▶ _Given data_
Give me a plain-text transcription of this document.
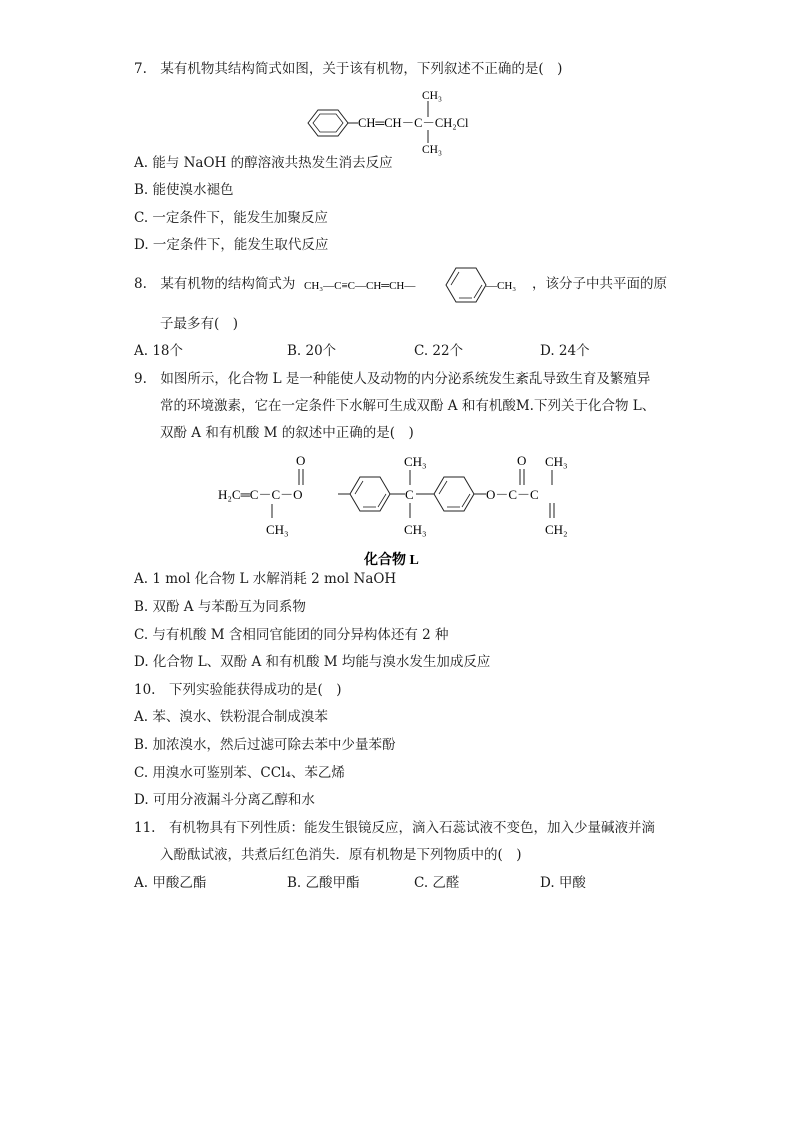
7.　某有机物其结构简式如图，关于该有机物，下列叙述不正确的是(　)
CH═CH－C－CH₂Cl
CH₃
CH₃
A. 能与 NaOH 的醇溶液共热发生消去反应
B. 能使溴水褪色
C. 一定条件下，能发生加聚反应
D. 一定条件下，能发生取代反应
8.　某有机物的结构简式为 CH₃—C≡C—CH═CH—	—CH₃ ，该分子中共平面的原
子最多有(　)
A. 18个	B. 20个	C. 22个	D. 24个
9.　如图所示，化合物 L 是一种能使人及动物的内分泌系统发生紊乱导致生育及繁殖异
常的环境激素，它在一定条件下水解可生成双酚 A 和有机酸M.下列关于化合物 L、
双酚 A 和有机酸 M 的叙述中正确的是(　)
H₂C═C－C－O
O
CH₃
C
CH₃
CH₃
O－C－C
O CH₃
CH₂
化合物 L
A. 1 mol 化合物 L 水解消耗 2 mol NaOH
B. 双酚 A 与苯酚互为同系物
C. 与有机酸 M 含相同官能团的同分异构体还有 2 种
D. 化合物 L、双酚 A 和有机酸 M 均能与溴水发生加成反应
10.　下列实验能获得成功的是(　)
A. 苯、溴水、铁粉混合制成溴苯
B. 加浓溴水，然后过滤可除去苯中少量苯酚
C. 用溴水可鉴别苯、CCl₄、苯乙烯
D. 可用分液漏斗分离乙醇和水
11.　有机物具有下列性质：能发生银镜反应，滴入石蕊试液不变色，加入少量碱液并滴
入酚酞试液，共煮后红色消失．原有机物是下列物质中的(　)
A. 甲酸乙酯	B. 乙酸甲酯	C. 乙醛	D. 甲酸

▶ _What this task involves_
Look through the entries above for the word "NaOH". Copy every line where it shows up.

▶ _Written response_
A. 能与 NaOH 的醇溶液共热发生消去反应
A. 1 mol 化合物 L 水解消耗 2 mol NaOH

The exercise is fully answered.